- Chart and figure data -
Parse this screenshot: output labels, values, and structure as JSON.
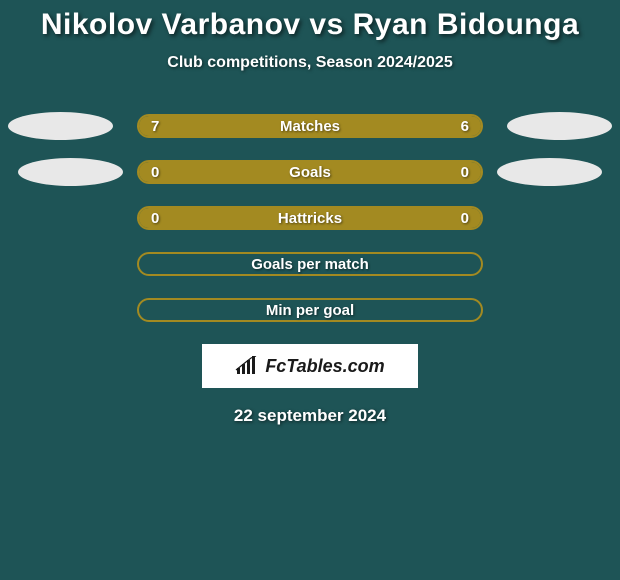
{
  "title": "Nikolov Varbanov vs Ryan Bidounga",
  "subtitle": "Club competitions, Season 2024/2025",
  "date": "22 september 2024",
  "logo_text": "FcTables.com",
  "colors": {
    "background": "#1e5456",
    "bar_border": "#a38a21",
    "bar_fill": "#a38a21",
    "oval": "#e8e8e8",
    "text": "#ffffff",
    "logo_bg": "#ffffff",
    "logo_text": "#1a1a1a"
  },
  "stats": [
    {
      "label": "Matches",
      "left_value": "7",
      "right_value": "6",
      "left_pct": 54,
      "right_pct": 46,
      "show_ovals": true,
      "oval_class_left": "oval-left",
      "oval_class_right": "oval-right"
    },
    {
      "label": "Goals",
      "left_value": "0",
      "right_value": "0",
      "left_pct": 50,
      "right_pct": 50,
      "show_ovals": true,
      "oval_class_left": "oval-left-2",
      "oval_class_right": "oval-right-2"
    },
    {
      "label": "Hattricks",
      "left_value": "0",
      "right_value": "0",
      "left_pct": 50,
      "right_pct": 50,
      "show_ovals": false
    },
    {
      "label": "Goals per match",
      "left_value": "",
      "right_value": "",
      "left_pct": 0,
      "right_pct": 0,
      "show_ovals": false
    },
    {
      "label": "Min per goal",
      "left_value": "",
      "right_value": "",
      "left_pct": 0,
      "right_pct": 0,
      "show_ovals": false
    }
  ]
}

- WORK TO DO -
Print out the whole of the material word for word, without pictures.

- OUTPUT FOR THIS TASK -
Parse this screenshot: output labels, values, and structure as JSON.
{
  "title": "Nikolov Varbanov vs Ryan Bidounga",
  "subtitle": "Club competitions, Season 2024/2025",
  "date": "22 september 2024",
  "logo_text": "FcTables.com",
  "colors": {
    "background": "#1e5456",
    "bar_border": "#a38a21",
    "bar_fill": "#a38a21",
    "oval": "#e8e8e8",
    "text": "#ffffff",
    "logo_bg": "#ffffff",
    "logo_text": "#1a1a1a"
  },
  "stats": [
    {
      "label": "Matches",
      "left_value": "7",
      "right_value": "6",
      "left_pct": 54,
      "right_pct": 46,
      "show_ovals": true,
      "oval_class_left": "oval-left",
      "oval_class_right": "oval-right"
    },
    {
      "label": "Goals",
      "left_value": "0",
      "right_value": "0",
      "left_pct": 50,
      "right_pct": 50,
      "show_ovals": true,
      "oval_class_left": "oval-left-2",
      "oval_class_right": "oval-right-2"
    },
    {
      "label": "Hattricks",
      "left_value": "0",
      "right_value": "0",
      "left_pct": 50,
      "right_pct": 50,
      "show_ovals": false
    },
    {
      "label": "Goals per match",
      "left_value": "",
      "right_value": "",
      "left_pct": 0,
      "right_pct": 0,
      "show_ovals": false
    },
    {
      "label": "Min per goal",
      "left_value": "",
      "right_value": "",
      "left_pct": 0,
      "right_pct": 0,
      "show_ovals": false
    }
  ]
}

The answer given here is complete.